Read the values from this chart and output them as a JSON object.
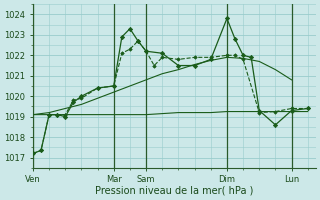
{
  "bg_color": "#cce8e8",
  "grid_color": "#99cccc",
  "line_color": "#1a5c1a",
  "xlabel": "Pression niveau de la mer( hPa )",
  "ylim": [
    1016.5,
    1024.5
  ],
  "yticks": [
    1017,
    1018,
    1019,
    1020,
    1021,
    1022,
    1023,
    1024
  ],
  "day_labels": [
    "Ven",
    "Mar",
    "Sam",
    "Dim",
    "Lun"
  ],
  "day_positions": [
    0,
    60,
    84,
    144,
    192
  ],
  "vline_positions": [
    0,
    60,
    84,
    144,
    192
  ],
  "xlim": [
    0,
    210
  ],
  "line_flat_x": [
    0,
    12,
    24,
    36,
    48,
    60,
    72,
    84,
    96,
    108,
    120,
    132,
    144,
    156,
    168,
    180,
    192,
    204
  ],
  "line_flat_y": [
    1019.1,
    1019.1,
    1019.1,
    1019.1,
    1019.1,
    1019.1,
    1019.1,
    1019.1,
    1019.15,
    1019.2,
    1019.2,
    1019.2,
    1019.25,
    1019.25,
    1019.25,
    1019.25,
    1019.25,
    1019.25
  ],
  "line_rise_x": [
    0,
    12,
    24,
    36,
    48,
    60,
    72,
    84,
    96,
    108,
    120,
    132,
    144,
    156,
    168,
    180,
    192
  ],
  "line_rise_y": [
    1019.1,
    1019.2,
    1019.4,
    1019.6,
    1019.9,
    1020.2,
    1020.5,
    1020.8,
    1021.1,
    1021.3,
    1021.55,
    1021.75,
    1021.9,
    1021.85,
    1021.7,
    1021.3,
    1020.8
  ],
  "line_dotted_x": [
    0,
    6,
    12,
    18,
    24,
    30,
    36,
    48,
    60,
    66,
    72,
    78,
    84,
    90,
    96,
    108,
    120,
    132,
    144,
    150,
    156,
    168,
    180,
    192,
    204
  ],
  "line_dotted_y": [
    1017.2,
    1017.35,
    1019.1,
    1019.1,
    1019.1,
    1019.8,
    1019.9,
    1020.4,
    1020.5,
    1022.1,
    1022.3,
    1022.7,
    1022.2,
    1021.5,
    1021.9,
    1021.8,
    1021.9,
    1021.9,
    1022.0,
    1022.0,
    1021.8,
    1019.2,
    1019.25,
    1019.4,
    1019.4
  ],
  "line_main_x": [
    0,
    6,
    12,
    18,
    24,
    30,
    36,
    48,
    60,
    66,
    72,
    78,
    84,
    96,
    108,
    120,
    132,
    144,
    150,
    156,
    162,
    168,
    180,
    192,
    204
  ],
  "line_main_y": [
    1017.2,
    1017.35,
    1019.1,
    1019.1,
    1019.0,
    1019.7,
    1020.0,
    1020.4,
    1020.5,
    1022.9,
    1023.3,
    1022.7,
    1022.2,
    1022.1,
    1021.5,
    1021.5,
    1021.8,
    1023.8,
    1022.8,
    1022.0,
    1021.9,
    1019.3,
    1018.6,
    1019.3,
    1019.4
  ],
  "minor_x_spacing": 12
}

#####

WHAT TO WORK ON :: Transcribe the preceding listing in its entirety and with exact wording, leaving out pictures.

PROBLEM SOLUTION ::
Read the values from this chart and output them as a JSON object.
{
  "bg_color": "#cce8e8",
  "grid_color": "#99cccc",
  "line_color": "#1a5c1a",
  "xlabel": "Pression niveau de la mer( hPa )",
  "ylim": [
    1016.5,
    1024.5
  ],
  "yticks": [
    1017,
    1018,
    1019,
    1020,
    1021,
    1022,
    1023,
    1024
  ],
  "day_labels": [
    "Ven",
    "Mar",
    "Sam",
    "Dim",
    "Lun"
  ],
  "day_positions": [
    0,
    60,
    84,
    144,
    192
  ],
  "vline_positions": [
    0,
    60,
    84,
    144,
    192
  ],
  "xlim": [
    0,
    210
  ],
  "line_flat_x": [
    0,
    12,
    24,
    36,
    48,
    60,
    72,
    84,
    96,
    108,
    120,
    132,
    144,
    156,
    168,
    180,
    192,
    204
  ],
  "line_flat_y": [
    1019.1,
    1019.1,
    1019.1,
    1019.1,
    1019.1,
    1019.1,
    1019.1,
    1019.1,
    1019.15,
    1019.2,
    1019.2,
    1019.2,
    1019.25,
    1019.25,
    1019.25,
    1019.25,
    1019.25,
    1019.25
  ],
  "line_rise_x": [
    0,
    12,
    24,
    36,
    48,
    60,
    72,
    84,
    96,
    108,
    120,
    132,
    144,
    156,
    168,
    180,
    192
  ],
  "line_rise_y": [
    1019.1,
    1019.2,
    1019.4,
    1019.6,
    1019.9,
    1020.2,
    1020.5,
    1020.8,
    1021.1,
    1021.3,
    1021.55,
    1021.75,
    1021.9,
    1021.85,
    1021.7,
    1021.3,
    1020.8
  ],
  "line_dotted_x": [
    0,
    6,
    12,
    18,
    24,
    30,
    36,
    48,
    60,
    66,
    72,
    78,
    84,
    90,
    96,
    108,
    120,
    132,
    144,
    150,
    156,
    168,
    180,
    192,
    204
  ],
  "line_dotted_y": [
    1017.2,
    1017.35,
    1019.1,
    1019.1,
    1019.1,
    1019.8,
    1019.9,
    1020.4,
    1020.5,
    1022.1,
    1022.3,
    1022.7,
    1022.2,
    1021.5,
    1021.9,
    1021.8,
    1021.9,
    1021.9,
    1022.0,
    1022.0,
    1021.8,
    1019.2,
    1019.25,
    1019.4,
    1019.4
  ],
  "line_main_x": [
    0,
    6,
    12,
    18,
    24,
    30,
    36,
    48,
    60,
    66,
    72,
    78,
    84,
    96,
    108,
    120,
    132,
    144,
    150,
    156,
    162,
    168,
    180,
    192,
    204
  ],
  "line_main_y": [
    1017.2,
    1017.35,
    1019.1,
    1019.1,
    1019.0,
    1019.7,
    1020.0,
    1020.4,
    1020.5,
    1022.9,
    1023.3,
    1022.7,
    1022.2,
    1022.1,
    1021.5,
    1021.5,
    1021.8,
    1023.8,
    1022.8,
    1022.0,
    1021.9,
    1019.3,
    1018.6,
    1019.3,
    1019.4
  ],
  "minor_x_spacing": 12
}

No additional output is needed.